[Begin MATERIAL SUPPLIED]

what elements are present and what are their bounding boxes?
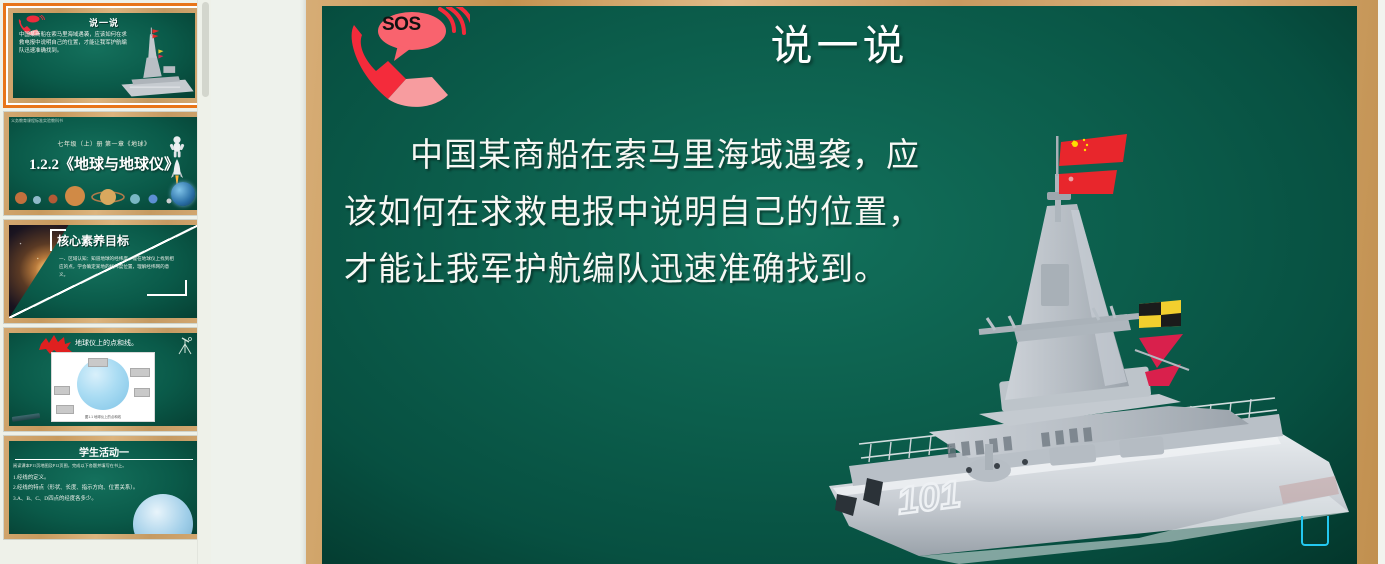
- title-underline: [15, 459, 193, 460]
- chalkboard-frame: 学生活动一 阅读课本P11页地图及P12页图，完成以下各题并填写在书上。 1.经…: [4, 436, 204, 539]
- label-box: [56, 405, 74, 414]
- right-edge-strip: [1378, 0, 1385, 564]
- slide-thumbnail-1[interactable]: 说一说 中国某商船在索马里海域遇袭，应该如何在求救电报中说明自己的位置，才能让我…: [3, 3, 205, 108]
- thumbnail-title: 地球仪上的点和线。: [75, 338, 138, 348]
- list-item: 1.经线的定义。: [13, 473, 138, 483]
- ruler-icon: [12, 413, 40, 422]
- chalkboard-frame: 义务教育课程标准实验教科书 七年级（上）册 第一章《地球》 1.2.2《地球与地…: [4, 112, 204, 215]
- thumbnail-title: 核心素养目标: [57, 232, 129, 249]
- thumbnail-content: 义务教育课程标准实验教科书 七年级（上）册 第一章《地球》 1.2.2《地球与地…: [4, 112, 204, 215]
- thumbnail-title: 学生活动一: [9, 444, 199, 459]
- thumbnail-content: 核心素养目标 一、区域认知：知道地球的经纬度，能在地球仪上找到相应的点，学会确定…: [4, 220, 204, 323]
- title-bracket-top: [50, 229, 66, 231]
- astronaut-icon: [169, 135, 185, 159]
- chalkboard-frame: 说一说 中国某商船在索马里海域遇袭，应该如何在求救电报中说明自己的位置，才能让我…: [8, 8, 200, 103]
- chalkboard: 义务教育课程标准实验教科书 七年级（上）册 第一章《地球》 1.2.2《地球与地…: [9, 117, 199, 210]
- slide-wood-frame: SOS 说一说 中国某商船在索马里海域遇袭，应该如何在求救电报中说明自己的位置，…: [306, 0, 1379, 564]
- presentation-window: 说一说 中国某商船在索马里海域遇袭，应该如何在求救电报中说明自己的位置，才能让我…: [0, 0, 1385, 564]
- earth-globe: [171, 182, 195, 206]
- thumbnail-body: 一、区域认知：知道地球的经纬度，能在地球仪上找到相应的点，学会确定某地的经纬度位…: [59, 255, 174, 278]
- thumbnail-content: 说一说 中国某商船在索马里海域遇袭，应该如何在求救电报中说明自己的位置，才能让我…: [8, 8, 200, 103]
- slide-thumbnail-2[interactable]: 义务教育课程标准实验教科书 七年级（上）册 第一章《地球》 1.2.2《地球与地…: [3, 111, 205, 216]
- title-bracket: [50, 229, 52, 251]
- panel-divider: [211, 0, 306, 564]
- slide-chalkboard: SOS 说一说 中国某商船在索马里海域遇袭，应该如何在求救电报中说明自己的位置，…: [322, 6, 1357, 564]
- warship-image[interactable]: 101: [809, 114, 1349, 564]
- chalkboard: 学生活动一 阅读课本P11页地图及P12页图，完成以下各题并填写在书上。 1.经…: [9, 441, 199, 534]
- planets-row: [13, 185, 183, 207]
- slide-thumbnail-panel[interactable]: 说一说 中国某商船在索马里海域遇袭，应该如何在求救电报中说明自己的位置，才能让我…: [0, 0, 211, 564]
- chalkboard-frame: 地球仪上的点和线。: [4, 328, 204, 431]
- label-box: [88, 358, 108, 367]
- thumbnail-list: 1.经线的定义。 2.经线的特点（形状、长度、指示方向、位置关系）。 3.A、B…: [13, 473, 138, 504]
- image-selection-handle[interactable]: [1301, 516, 1329, 546]
- figure-caption: 图1.1 地球仪上的点和线: [52, 414, 154, 419]
- label-box: [130, 368, 150, 377]
- starburst-icon: [39, 334, 73, 354]
- arrow-decoration: [147, 294, 187, 296]
- thumbnail-content: 学生活动一 阅读课本P11页地图及P12页图，完成以下各题并填写在书上。 1.经…: [4, 436, 204, 539]
- label-box: [134, 388, 150, 397]
- chalkboard: 地球仪上的点和线。: [9, 333, 199, 426]
- list-item: 3.A、B、C、D四点的经度各多少。: [13, 494, 138, 504]
- scrollbar-thumb[interactable]: [202, 2, 209, 97]
- slide-thumbnail-5[interactable]: 学生活动一 阅读课本P11页地图及P12页图，完成以下各题并填写在书上。 1.经…: [3, 435, 205, 540]
- thumbnail-body: 中国某商船在索马里海域遇袭，应该如何在求救电报中说明自己的位置，才能让我军护航编…: [19, 32, 127, 55]
- warship-image: [113, 24, 195, 98]
- chalkboard: 核心素养目标 一、区域认知：知道地球的经纬度，能在地球仪上找到相应的点，学会确定…: [9, 225, 199, 318]
- thumbnail-content: 地球仪上的点和线。: [4, 328, 204, 431]
- thumbnail-corner-tag: 义务教育课程标准实验教科书: [11, 118, 63, 124]
- globe-diagram: 图1.1 地球仪上的点和线: [51, 352, 155, 422]
- hull-number: 101: [895, 474, 963, 523]
- slide-stage: SOS 说一说 中国某商船在索马里海域遇袭，应该如何在求救电报中说明自己的位置，…: [306, 0, 1385, 564]
- list-item: 2.经线的特点（形状、长度、指示方向、位置关系）。: [13, 483, 138, 493]
- slide-thumbnail-3[interactable]: 核心素养目标 一、区域认知：知道地球的经纬度，能在地球仪上找到相应的点，学会确定…: [3, 219, 205, 324]
- slide-title[interactable]: 说一说: [322, 12, 1357, 73]
- thumbnail-panel-scrollbar[interactable]: [197, 0, 211, 564]
- label-box: [54, 386, 70, 395]
- globe-diagram: [133, 494, 193, 534]
- china-flag: [1059, 134, 1127, 166]
- arrow-decoration-vertical: [185, 280, 187, 296]
- chalkboard: 说一说 中国某商船在索马里海域遇袭，应该如何在求救电报中说明自己的位置，才能让我…: [13, 13, 195, 98]
- telescope-icon: [175, 336, 195, 356]
- slide-thumbnail-4[interactable]: 地球仪上的点和线。: [3, 327, 205, 432]
- china-flag-2: [1059, 170, 1117, 194]
- thumbnail-lead: 阅读课本P11页地图及P12页图，完成以下各题并填写在书上。: [13, 463, 126, 469]
- chalkboard-frame: 核心素养目标 一、区域认知：知道地球的经纬度，能在地球仪上找到相应的点，学会确定…: [4, 220, 204, 323]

[End MATERIAL SUPPLIED]

## TASK BRIEF
Print every line of the records above character for character, leaving out the pictures.

## ANSWER TO THIS TASK
what elements are present and what are their bounding boxes?
- title-underline: [15, 459, 193, 460]
- chalkboard-frame: 学生活动一 阅读课本P11页地图及P12页图，完成以下各题并填写在书上。 1.经…: [4, 436, 204, 539]
- label-box: [56, 405, 74, 414]
- right-edge-strip: [1378, 0, 1385, 564]
- slide-thumbnail-1[interactable]: 说一说 中国某商船在索马里海域遇袭，应该如何在求救电报中说明自己的位置，才能让我…: [3, 3, 205, 108]
- thumbnail-title: 地球仪上的点和线。: [75, 338, 138, 348]
- list-item: 1.经线的定义。: [13, 473, 138, 483]
- ruler-icon: [12, 413, 40, 422]
- chalkboard-frame: 义务教育课程标准实验教科书 七年级（上）册 第一章《地球》 1.2.2《地球与地…: [4, 112, 204, 215]
- thumbnail-title: 核心素养目标: [57, 232, 129, 249]
- thumbnail-content: 义务教育课程标准实验教科书 七年级（上）册 第一章《地球》 1.2.2《地球与地…: [4, 112, 204, 215]
- thumbnail-title: 学生活动一: [9, 444, 199, 459]
- thumbnail-content: 核心素养目标 一、区域认知：知道地球的经纬度，能在地球仪上找到相应的点，学会确定…: [4, 220, 204, 323]
- title-bracket-top: [50, 229, 66, 231]
- astronaut-icon: [169, 135, 185, 159]
- chalkboard-frame: 说一说 中国某商船在索马里海域遇袭，应该如何在求救电报中说明自己的位置，才能让我…: [8, 8, 200, 103]
- chalkboard: 义务教育课程标准实验教科书 七年级（上）册 第一章《地球》 1.2.2《地球与地…: [9, 117, 199, 210]
- slide-wood-frame: SOS 说一说 中国某商船在索马里海域遇袭，应该如何在求救电报中说明自己的位置，…: [306, 0, 1379, 564]
- presentation-window: 说一说 中国某商船在索马里海域遇袭，应该如何在求救电报中说明自己的位置，才能让我…: [0, 0, 1385, 564]
- earth-globe: [171, 182, 195, 206]
- thumbnail-body: 一、区域认知：知道地球的经纬度，能在地球仪上找到相应的点，学会确定某地的经纬度位…: [59, 255, 174, 278]
- thumbnail-content: 说一说 中国某商船在索马里海域遇袭，应该如何在求救电报中说明自己的位置，才能让我…: [8, 8, 200, 103]
- slide-thumbnail-2[interactable]: 义务教育课程标准实验教科书 七年级（上）册 第一章《地球》 1.2.2《地球与地…: [3, 111, 205, 216]
- title-bracket: [50, 229, 52, 251]
- panel-divider: [211, 0, 306, 564]
- slide-chalkboard: SOS 说一说 中国某商船在索马里海域遇袭，应该如何在求救电报中说明自己的位置，…: [322, 6, 1357, 564]
- warship-image[interactable]: 101: [809, 114, 1349, 564]
- chalkboard: 学生活动一 阅读课本P11页地图及P12页图，完成以下各题并填写在书上。 1.经…: [9, 441, 199, 534]
- planets-row: [13, 185, 183, 207]
- slide-thumbnail-panel[interactable]: 说一说 中国某商船在索马里海域遇袭，应该如何在求救电报中说明自己的位置，才能让我…: [0, 0, 211, 564]
- chalkboard-frame: 地球仪上的点和线。: [4, 328, 204, 431]
- label-box: [88, 358, 108, 367]
- thumbnail-list: 1.经线的定义。 2.经线的特点（形状、长度、指示方向、位置关系）。 3.A、B…: [13, 473, 138, 504]
- image-selection-handle[interactable]: [1301, 516, 1329, 546]
- figure-caption: 图1.1 地球仪上的点和线: [52, 414, 154, 419]
- label-box: [130, 368, 150, 377]
- starburst-icon: [39, 334, 73, 354]
- arrow-decoration: [147, 294, 187, 296]
- thumbnail-content: 学生活动一 阅读课本P11页地图及P12页图，完成以下各题并填写在书上。 1.经…: [4, 436, 204, 539]
- label-box: [134, 388, 150, 397]
- chalkboard: 地球仪上的点和线。: [9, 333, 199, 426]
- list-item: 3.A、B、C、D四点的经度各多少。: [13, 494, 138, 504]
- scrollbar-thumb[interactable]: [202, 2, 209, 97]
- slide-thumbnail-5[interactable]: 学生活动一 阅读课本P11页地图及P12页图，完成以下各题并填写在书上。 1.经…: [3, 435, 205, 540]
- thumbnail-body: 中国某商船在索马里海域遇袭，应该如何在求救电报中说明自己的位置，才能让我军护航编…: [19, 32, 127, 55]
- warship-image: [113, 24, 195, 98]
- chalkboard: 核心素养目标 一、区域认知：知道地球的经纬度，能在地球仪上找到相应的点，学会确定…: [9, 225, 199, 318]
- thumbnail-content: 地球仪上的点和线。: [4, 328, 204, 431]
- thumbnail-corner-tag: 义务教育课程标准实验教科书: [11, 118, 63, 124]
- globe-diagram: 图1.1 地球仪上的点和线: [51, 352, 155, 422]
- hull-number: 101: [895, 474, 963, 523]
- slide-stage: SOS 说一说 中国某商船在索马里海域遇袭，应该如何在求救电报中说明自己的位置，…: [306, 0, 1385, 564]
- list-item: 2.经线的特点（形状、长度、指示方向、位置关系）。: [13, 483, 138, 493]
- slide-thumbnail-3[interactable]: 核心素养目标 一、区域认知：知道地球的经纬度，能在地球仪上找到相应的点，学会确定…: [3, 219, 205, 324]
- slide-title[interactable]: 说一说: [322, 12, 1357, 73]
- thumbnail-panel-scrollbar[interactable]: [197, 0, 211, 564]
- label-box: [54, 386, 70, 395]
- globe-diagram: [133, 494, 193, 534]
- china-flag: [1059, 134, 1127, 166]
- arrow-decoration-vertical: [185, 280, 187, 296]
- chalkboard: 说一说 中国某商船在索马里海域遇袭，应该如何在求救电报中说明自己的位置，才能让我…: [13, 13, 195, 98]
- telescope-icon: [175, 336, 195, 356]
- slide-thumbnail-4[interactable]: 地球仪上的点和线。: [3, 327, 205, 432]
- china-flag-2: [1059, 170, 1117, 194]
- thumbnail-lead: 阅读课本P11页地图及P12页图，完成以下各题并填写在书上。: [13, 463, 126, 469]
- chalkboard-frame: 核心素养目标 一、区域认知：知道地球的经纬度，能在地球仪上找到相应的点，学会确定…: [4, 220, 204, 323]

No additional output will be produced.